╭─ Records to process

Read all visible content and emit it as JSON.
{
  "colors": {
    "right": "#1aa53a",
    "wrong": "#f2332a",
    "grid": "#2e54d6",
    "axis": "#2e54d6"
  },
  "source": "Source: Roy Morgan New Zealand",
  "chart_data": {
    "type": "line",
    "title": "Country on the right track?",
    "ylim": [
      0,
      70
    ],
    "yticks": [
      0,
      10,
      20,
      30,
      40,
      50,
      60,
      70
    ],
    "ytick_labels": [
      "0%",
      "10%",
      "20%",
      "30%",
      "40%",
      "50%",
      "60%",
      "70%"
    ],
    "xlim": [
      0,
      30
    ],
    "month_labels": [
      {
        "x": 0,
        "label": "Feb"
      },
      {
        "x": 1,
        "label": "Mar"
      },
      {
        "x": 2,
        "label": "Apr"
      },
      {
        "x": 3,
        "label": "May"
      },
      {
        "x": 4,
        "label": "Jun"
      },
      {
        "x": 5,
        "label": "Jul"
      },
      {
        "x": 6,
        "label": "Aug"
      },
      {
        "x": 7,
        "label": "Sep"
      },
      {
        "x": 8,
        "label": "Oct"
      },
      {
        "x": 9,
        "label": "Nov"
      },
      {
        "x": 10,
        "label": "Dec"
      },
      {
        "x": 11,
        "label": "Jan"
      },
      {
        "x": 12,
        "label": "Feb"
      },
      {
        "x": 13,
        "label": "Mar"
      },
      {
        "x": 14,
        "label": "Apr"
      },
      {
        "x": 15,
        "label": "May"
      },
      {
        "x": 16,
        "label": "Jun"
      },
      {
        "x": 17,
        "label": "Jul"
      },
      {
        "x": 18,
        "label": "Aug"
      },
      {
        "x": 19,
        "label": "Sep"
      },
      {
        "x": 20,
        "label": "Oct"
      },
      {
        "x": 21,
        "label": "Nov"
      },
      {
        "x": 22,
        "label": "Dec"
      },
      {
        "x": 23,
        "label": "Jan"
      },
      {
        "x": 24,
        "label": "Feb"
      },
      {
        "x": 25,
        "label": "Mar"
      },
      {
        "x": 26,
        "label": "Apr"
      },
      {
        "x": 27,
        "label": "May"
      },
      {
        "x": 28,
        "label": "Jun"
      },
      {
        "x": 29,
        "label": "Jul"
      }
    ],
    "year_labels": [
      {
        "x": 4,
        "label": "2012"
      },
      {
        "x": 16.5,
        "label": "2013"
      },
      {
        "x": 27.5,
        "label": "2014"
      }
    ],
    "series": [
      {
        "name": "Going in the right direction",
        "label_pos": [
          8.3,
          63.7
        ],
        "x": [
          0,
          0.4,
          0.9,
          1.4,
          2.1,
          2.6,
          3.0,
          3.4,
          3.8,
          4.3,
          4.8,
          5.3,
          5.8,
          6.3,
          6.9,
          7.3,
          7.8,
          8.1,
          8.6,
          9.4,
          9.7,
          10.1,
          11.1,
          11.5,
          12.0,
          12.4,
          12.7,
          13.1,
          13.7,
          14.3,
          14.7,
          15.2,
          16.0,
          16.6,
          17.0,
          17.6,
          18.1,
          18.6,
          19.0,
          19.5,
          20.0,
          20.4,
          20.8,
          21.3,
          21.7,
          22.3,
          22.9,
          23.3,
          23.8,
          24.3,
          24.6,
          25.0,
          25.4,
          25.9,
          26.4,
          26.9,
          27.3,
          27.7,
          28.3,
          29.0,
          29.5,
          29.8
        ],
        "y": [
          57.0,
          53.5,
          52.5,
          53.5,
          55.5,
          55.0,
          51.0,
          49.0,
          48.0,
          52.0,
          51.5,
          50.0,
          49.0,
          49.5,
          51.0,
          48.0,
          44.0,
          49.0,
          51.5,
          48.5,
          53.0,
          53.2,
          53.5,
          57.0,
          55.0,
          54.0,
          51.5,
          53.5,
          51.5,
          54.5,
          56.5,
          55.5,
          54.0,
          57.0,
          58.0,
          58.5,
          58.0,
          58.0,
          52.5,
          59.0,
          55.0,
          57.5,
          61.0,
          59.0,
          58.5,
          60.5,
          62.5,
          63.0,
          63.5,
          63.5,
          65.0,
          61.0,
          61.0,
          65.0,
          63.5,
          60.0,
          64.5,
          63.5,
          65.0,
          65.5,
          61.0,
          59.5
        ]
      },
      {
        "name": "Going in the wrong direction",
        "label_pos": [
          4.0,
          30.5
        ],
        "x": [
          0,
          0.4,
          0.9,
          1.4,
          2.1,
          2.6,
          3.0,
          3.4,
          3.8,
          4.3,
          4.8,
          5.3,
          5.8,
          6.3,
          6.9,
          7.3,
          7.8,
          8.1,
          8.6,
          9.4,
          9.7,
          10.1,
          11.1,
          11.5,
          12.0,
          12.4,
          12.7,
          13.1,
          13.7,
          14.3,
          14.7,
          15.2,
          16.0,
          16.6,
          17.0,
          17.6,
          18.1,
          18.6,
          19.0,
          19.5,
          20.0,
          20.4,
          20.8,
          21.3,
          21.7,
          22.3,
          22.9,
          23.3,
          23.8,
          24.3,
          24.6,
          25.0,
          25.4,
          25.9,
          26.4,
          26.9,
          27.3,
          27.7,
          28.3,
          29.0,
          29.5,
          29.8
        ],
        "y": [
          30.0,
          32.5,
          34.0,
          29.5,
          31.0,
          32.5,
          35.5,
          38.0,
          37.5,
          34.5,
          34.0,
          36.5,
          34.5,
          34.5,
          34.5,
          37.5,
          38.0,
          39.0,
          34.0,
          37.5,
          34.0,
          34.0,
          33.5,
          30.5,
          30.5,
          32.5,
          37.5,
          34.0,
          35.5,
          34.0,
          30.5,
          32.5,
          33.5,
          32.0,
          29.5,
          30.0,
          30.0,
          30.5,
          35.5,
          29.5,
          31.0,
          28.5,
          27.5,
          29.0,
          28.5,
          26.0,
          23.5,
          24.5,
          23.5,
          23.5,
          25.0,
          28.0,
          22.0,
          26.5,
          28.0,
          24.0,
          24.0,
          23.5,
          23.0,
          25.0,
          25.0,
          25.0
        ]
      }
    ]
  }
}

╰─

What is expected
Extract every record. Keep wording exact.

Result
Read all visible content and emit it as JSON.
{
  "colors": {
    "right": "#1aa53a",
    "wrong": "#f2332a",
    "grid": "#2e54d6",
    "axis": "#2e54d6"
  },
  "source": "Source: Roy Morgan New Zealand",
  "chart_data": {
    "type": "line",
    "title": "Country on the right track?",
    "ylim": [
      0,
      70
    ],
    "yticks": [
      0,
      10,
      20,
      30,
      40,
      50,
      60,
      70
    ],
    "ytick_labels": [
      "0%",
      "10%",
      "20%",
      "30%",
      "40%",
      "50%",
      "60%",
      "70%"
    ],
    "xlim": [
      0,
      30
    ],
    "month_labels": [
      {
        "x": 0,
        "label": "Feb"
      },
      {
        "x": 1,
        "label": "Mar"
      },
      {
        "x": 2,
        "label": "Apr"
      },
      {
        "x": 3,
        "label": "May"
      },
      {
        "x": 4,
        "label": "Jun"
      },
      {
        "x": 5,
        "label": "Jul"
      },
      {
        "x": 6,
        "label": "Aug"
      },
      {
        "x": 7,
        "label": "Sep"
      },
      {
        "x": 8,
        "label": "Oct"
      },
      {
        "x": 9,
        "label": "Nov"
      },
      {
        "x": 10,
        "label": "Dec"
      },
      {
        "x": 11,
        "label": "Jan"
      },
      {
        "x": 12,
        "label": "Feb"
      },
      {
        "x": 13,
        "label": "Mar"
      },
      {
        "x": 14,
        "label": "Apr"
      },
      {
        "x": 15,
        "label": "May"
      },
      {
        "x": 16,
        "label": "Jun"
      },
      {
        "x": 17,
        "label": "Jul"
      },
      {
        "x": 18,
        "label": "Aug"
      },
      {
        "x": 19,
        "label": "Sep"
      },
      {
        "x": 20,
        "label": "Oct"
      },
      {
        "x": 21,
        "label": "Nov"
      },
      {
        "x": 22,
        "label": "Dec"
      },
      {
        "x": 23,
        "label": "Jan"
      },
      {
        "x": 24,
        "label": "Feb"
      },
      {
        "x": 25,
        "label": "Mar"
      },
      {
        "x": 26,
        "label": "Apr"
      },
      {
        "x": 27,
        "label": "May"
      },
      {
        "x": 28,
        "label": "Jun"
      },
      {
        "x": 29,
        "label": "Jul"
      }
    ],
    "year_labels": [
      {
        "x": 4,
        "label": "2012"
      },
      {
        "x": 16.5,
        "label": "2013"
      },
      {
        "x": 27.5,
        "label": "2014"
      }
    ],
    "series": [
      {
        "name": "Going in the right direction",
        "label_pos": [
          8.3,
          63.7
        ],
        "x": [
          0,
          0.4,
          0.9,
          1.4,
          2.1,
          2.6,
          3.0,
          3.4,
          3.8,
          4.3,
          4.8,
          5.3,
          5.8,
          6.3,
          6.9,
          7.3,
          7.8,
          8.1,
          8.6,
          9.4,
          9.7,
          10.1,
          11.1,
          11.5,
          12.0,
          12.4,
          12.7,
          13.1,
          13.7,
          14.3,
          14.7,
          15.2,
          16.0,
          16.6,
          17.0,
          17.6,
          18.1,
          18.6,
          19.0,
          19.5,
          20.0,
          20.4,
          20.8,
          21.3,
          21.7,
          22.3,
          22.9,
          23.3,
          23.8,
          24.3,
          24.6,
          25.0,
          25.4,
          25.9,
          26.4,
          26.9,
          27.3,
          27.7,
          28.3,
          29.0,
          29.5,
          29.8
        ],
        "y": [
          57.0,
          53.5,
          52.5,
          53.5,
          55.5,
          55.0,
          51.0,
          49.0,
          48.0,
          52.0,
          51.5,
          50.0,
          49.0,
          49.5,
          51.0,
          48.0,
          44.0,
          49.0,
          51.5,
          48.5,
          53.0,
          53.2,
          53.5,
          57.0,
          55.0,
          54.0,
          51.5,
          53.5,
          51.5,
          54.5,
          56.5,
          55.5,
          54.0,
          57.0,
          58.0,
          58.5,
          58.0,
          58.0,
          52.5,
          59.0,
          55.0,
          57.5,
          61.0,
          59.0,
          58.5,
          60.5,
          62.5,
          63.0,
          63.5,
          63.5,
          65.0,
          61.0,
          61.0,
          65.0,
          63.5,
          60.0,
          64.5,
          63.5,
          65.0,
          65.5,
          61.0,
          59.5
        ]
      },
      {
        "name": "Going in the wrong direction",
        "label_pos": [
          4.0,
          30.5
        ],
        "x": [
          0,
          0.4,
          0.9,
          1.4,
          2.1,
          2.6,
          3.0,
          3.4,
          3.8,
          4.3,
          4.8,
          5.3,
          5.8,
          6.3,
          6.9,
          7.3,
          7.8,
          8.1,
          8.6,
          9.4,
          9.7,
          10.1,
          11.1,
          11.5,
          12.0,
          12.4,
          12.7,
          13.1,
          13.7,
          14.3,
          14.7,
          15.2,
          16.0,
          16.6,
          17.0,
          17.6,
          18.1,
          18.6,
          19.0,
          19.5,
          20.0,
          20.4,
          20.8,
          21.3,
          21.7,
          22.3,
          22.9,
          23.3,
          23.8,
          24.3,
          24.6,
          25.0,
          25.4,
          25.9,
          26.4,
          26.9,
          27.3,
          27.7,
          28.3,
          29.0,
          29.5,
          29.8
        ],
        "y": [
          30.0,
          32.5,
          34.0,
          29.5,
          31.0,
          32.5,
          35.5,
          38.0,
          37.5,
          34.5,
          34.0,
          36.5,
          34.5,
          34.5,
          34.5,
          37.5,
          38.0,
          39.0,
          34.0,
          37.5,
          34.0,
          34.0,
          33.5,
          30.5,
          30.5,
          32.5,
          37.5,
          34.0,
          35.5,
          34.0,
          30.5,
          32.5,
          33.5,
          32.0,
          29.5,
          30.0,
          30.0,
          30.5,
          35.5,
          29.5,
          31.0,
          28.5,
          27.5,
          29.0,
          28.5,
          26.0,
          23.5,
          24.5,
          23.5,
          23.5,
          25.0,
          28.0,
          22.0,
          26.5,
          28.0,
          24.0,
          24.0,
          23.5,
          23.0,
          25.0,
          25.0,
          25.0
        ]
      }
    ]
  }
}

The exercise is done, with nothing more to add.